- STATED EXERCISE: Quote all of the data that follows exactly as written, skipping the images.

- EXTRACTED RECORDS:
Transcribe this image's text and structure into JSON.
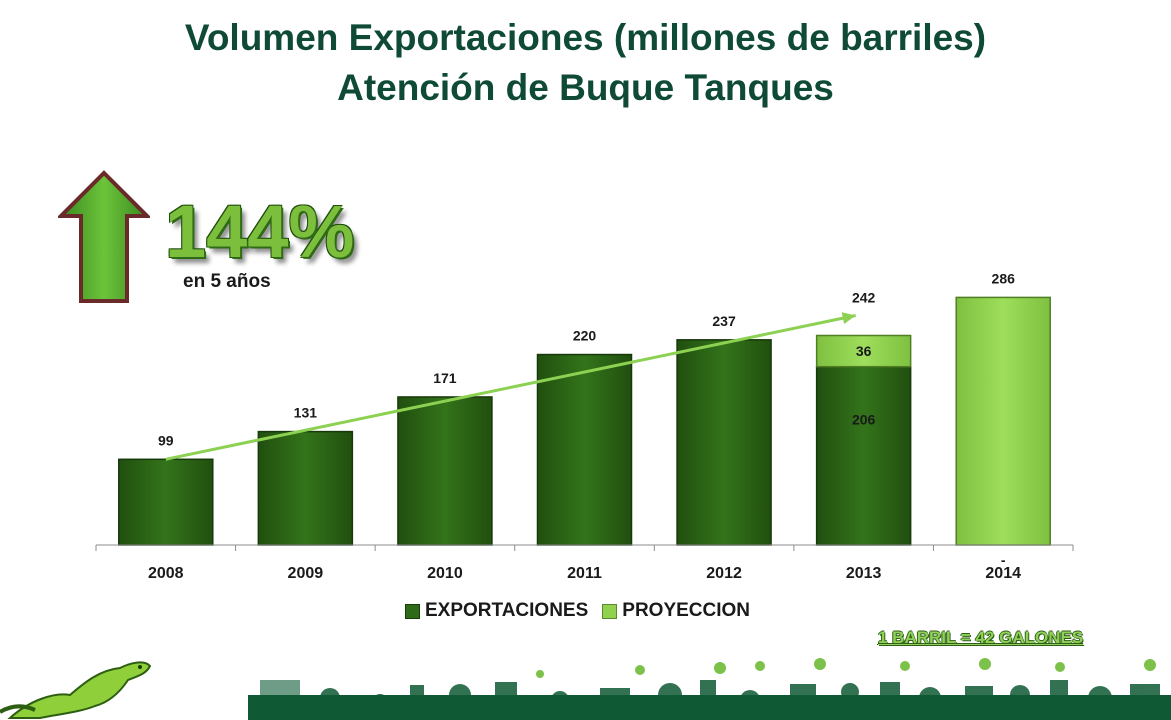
{
  "title_line1": "Volumen Exportaciones (millones de barriles)",
  "title_line2": "Atención de Buque Tanques",
  "growth": {
    "value": "144%",
    "caption": "en 5 años"
  },
  "note": "1 BARRIL  = 42 GALONES",
  "colors": {
    "title": "#0e4a35",
    "exportaciones": "#2e6b17",
    "proyeccion": "#92d050",
    "trend": "#8cd152",
    "arrow": "#4ea02a"
  },
  "icons": {
    "growth_arrow": "up-arrow-icon",
    "mascot": "iguana-icon"
  },
  "chart_data": {
    "type": "bar",
    "stacked": true,
    "categories": [
      "2008",
      "2009",
      "2010",
      "2011",
      "2012",
      "2013",
      "2014"
    ],
    "series": [
      {
        "name": "EXPORTACIONES",
        "values": [
          99,
          131,
          171,
          220,
          237,
          206,
          null
        ],
        "labels": [
          "99",
          "131",
          "171",
          "220",
          "237",
          "206",
          "-"
        ]
      },
      {
        "name": "PROYECCION",
        "values": [
          null,
          null,
          null,
          null,
          null,
          36,
          286
        ],
        "labels": [
          "",
          "",
          "",
          "",
          "",
          "36",
          "286"
        ]
      }
    ],
    "totals": [
      {
        "category": "2013",
        "value": 242,
        "label": "242"
      }
    ],
    "trend_line": {
      "from": "2008",
      "to": "2013"
    },
    "legend_position": "bottom",
    "grid": false
  }
}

- PROBLEM SOLUTION:
Transcribe this image's text and structure into JSON.
{
  "title_line1": "Volumen Exportaciones (millones de barriles)",
  "title_line2": "Atención de Buque Tanques",
  "growth": {
    "value": "144%",
    "caption": "en 5 años"
  },
  "note": "1 BARRIL  = 42 GALONES",
  "colors": {
    "title": "#0e4a35",
    "exportaciones": "#2e6b17",
    "proyeccion": "#92d050",
    "trend": "#8cd152",
    "arrow": "#4ea02a"
  },
  "icons": {
    "growth_arrow": "up-arrow-icon",
    "mascot": "iguana-icon"
  },
  "chart_data": {
    "type": "bar",
    "stacked": true,
    "categories": [
      "2008",
      "2009",
      "2010",
      "2011",
      "2012",
      "2013",
      "2014"
    ],
    "series": [
      {
        "name": "EXPORTACIONES",
        "values": [
          99,
          131,
          171,
          220,
          237,
          206,
          null
        ],
        "labels": [
          "99",
          "131",
          "171",
          "220",
          "237",
          "206",
          "-"
        ]
      },
      {
        "name": "PROYECCION",
        "values": [
          null,
          null,
          null,
          null,
          null,
          36,
          286
        ],
        "labels": [
          "",
          "",
          "",
          "",
          "",
          "36",
          "286"
        ]
      }
    ],
    "totals": [
      {
        "category": "2013",
        "value": 242,
        "label": "242"
      }
    ],
    "trend_line": {
      "from": "2008",
      "to": "2013"
    },
    "legend_position": "bottom",
    "grid": false
  }
}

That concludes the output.